══ DOCUMENT SEGMENT ══

That's a whole lot of truth. So, do we? I know that people use sex as a way to measure their reltionships with others. Some use it as a meter of popularity, others use it as a way to express their emotions towards someone they care about. But the question I am asking is this, why can sex not just simply be sex? An act between two indivduals who do what humans have been doing since the beginning of time. Does everything we do as people have to be shrouded in mystery, and therefore, essentially, a question? I for one do not believe that everything we do, sexually or otherwise, reveals our inner-most desries. Sometimes people just get drunk.

Bloggrokker (Scott) Foucault

Postmodernity and its Discontents--a sociocultural malady from the future? If so, I'm afraid the future is here, and it's been here for some time.
Foucault, conjuring the uber-utilitarian philosopher Jeremy Bentham, told me so.

═══

» **REQUIREMENT**:
Reproduce the blog post starting at "Bloggrokker (Scott) Foucault" and ending at "told me so.", swapping "Postmodernity" for "Modernity".

══ DATA FOR ANALYSIS ══

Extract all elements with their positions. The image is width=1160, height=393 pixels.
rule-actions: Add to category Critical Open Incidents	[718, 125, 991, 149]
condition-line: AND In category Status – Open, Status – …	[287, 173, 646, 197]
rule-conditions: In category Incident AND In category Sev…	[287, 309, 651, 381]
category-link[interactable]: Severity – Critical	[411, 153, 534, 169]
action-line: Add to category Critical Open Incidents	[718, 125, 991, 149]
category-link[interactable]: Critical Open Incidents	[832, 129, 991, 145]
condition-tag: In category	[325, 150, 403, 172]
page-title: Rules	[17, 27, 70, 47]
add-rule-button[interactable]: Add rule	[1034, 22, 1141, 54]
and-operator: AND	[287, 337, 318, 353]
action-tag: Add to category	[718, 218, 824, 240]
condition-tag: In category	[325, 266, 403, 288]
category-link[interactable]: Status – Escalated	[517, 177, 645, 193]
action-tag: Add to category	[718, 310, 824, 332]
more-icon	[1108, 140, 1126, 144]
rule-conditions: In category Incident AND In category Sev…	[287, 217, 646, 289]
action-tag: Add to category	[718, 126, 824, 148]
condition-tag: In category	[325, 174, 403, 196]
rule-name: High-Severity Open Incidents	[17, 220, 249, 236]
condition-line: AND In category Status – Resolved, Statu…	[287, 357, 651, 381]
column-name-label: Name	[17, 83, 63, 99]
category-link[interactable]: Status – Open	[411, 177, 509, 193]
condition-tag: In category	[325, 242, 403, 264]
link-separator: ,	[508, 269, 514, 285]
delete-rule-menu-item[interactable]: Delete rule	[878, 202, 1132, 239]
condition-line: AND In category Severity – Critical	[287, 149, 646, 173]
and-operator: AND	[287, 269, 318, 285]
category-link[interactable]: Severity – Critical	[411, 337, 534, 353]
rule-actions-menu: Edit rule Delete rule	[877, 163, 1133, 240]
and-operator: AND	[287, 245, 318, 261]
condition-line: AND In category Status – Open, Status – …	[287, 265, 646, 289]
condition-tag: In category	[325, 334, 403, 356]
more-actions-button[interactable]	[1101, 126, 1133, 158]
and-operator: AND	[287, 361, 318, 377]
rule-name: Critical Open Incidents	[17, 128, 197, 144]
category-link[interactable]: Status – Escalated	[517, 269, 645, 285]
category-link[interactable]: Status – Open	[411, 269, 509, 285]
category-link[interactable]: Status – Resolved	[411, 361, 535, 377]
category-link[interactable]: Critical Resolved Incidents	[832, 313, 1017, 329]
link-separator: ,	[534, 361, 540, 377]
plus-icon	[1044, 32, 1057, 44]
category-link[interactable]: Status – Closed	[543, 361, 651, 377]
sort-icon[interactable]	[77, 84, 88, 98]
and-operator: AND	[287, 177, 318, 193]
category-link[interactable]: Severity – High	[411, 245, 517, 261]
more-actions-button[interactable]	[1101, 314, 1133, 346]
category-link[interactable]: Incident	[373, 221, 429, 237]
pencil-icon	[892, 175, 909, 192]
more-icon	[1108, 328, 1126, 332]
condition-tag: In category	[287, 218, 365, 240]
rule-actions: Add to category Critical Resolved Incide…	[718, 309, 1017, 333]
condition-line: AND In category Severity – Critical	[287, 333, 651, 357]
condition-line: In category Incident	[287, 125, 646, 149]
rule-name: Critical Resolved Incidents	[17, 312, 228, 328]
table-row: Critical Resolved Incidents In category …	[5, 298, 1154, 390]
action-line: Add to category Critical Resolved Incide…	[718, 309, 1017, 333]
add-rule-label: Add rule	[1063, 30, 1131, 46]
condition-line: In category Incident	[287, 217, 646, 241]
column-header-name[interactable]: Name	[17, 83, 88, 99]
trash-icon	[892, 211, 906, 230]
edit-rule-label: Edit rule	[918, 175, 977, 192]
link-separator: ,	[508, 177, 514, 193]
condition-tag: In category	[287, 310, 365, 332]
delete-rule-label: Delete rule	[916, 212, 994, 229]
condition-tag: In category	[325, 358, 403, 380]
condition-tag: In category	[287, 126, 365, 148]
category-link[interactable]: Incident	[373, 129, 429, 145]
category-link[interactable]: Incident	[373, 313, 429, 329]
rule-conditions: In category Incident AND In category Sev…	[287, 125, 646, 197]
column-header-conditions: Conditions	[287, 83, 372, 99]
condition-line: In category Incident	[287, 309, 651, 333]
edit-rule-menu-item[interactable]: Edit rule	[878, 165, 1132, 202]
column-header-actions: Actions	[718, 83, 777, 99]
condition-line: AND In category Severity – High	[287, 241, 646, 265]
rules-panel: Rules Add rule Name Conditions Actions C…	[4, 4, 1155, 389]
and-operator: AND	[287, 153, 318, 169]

═══

» **RESULT FOR THIS TASK**:
Bloggrokker (Scott) Foucault

Modernity and its Discontents--a sociocultural malady from the future? If so, I'm afraid the future is here, and it's been here for some time.
Foucault, conjuring the uber-utilitarian philosopher Jeremy Bentham, told me so.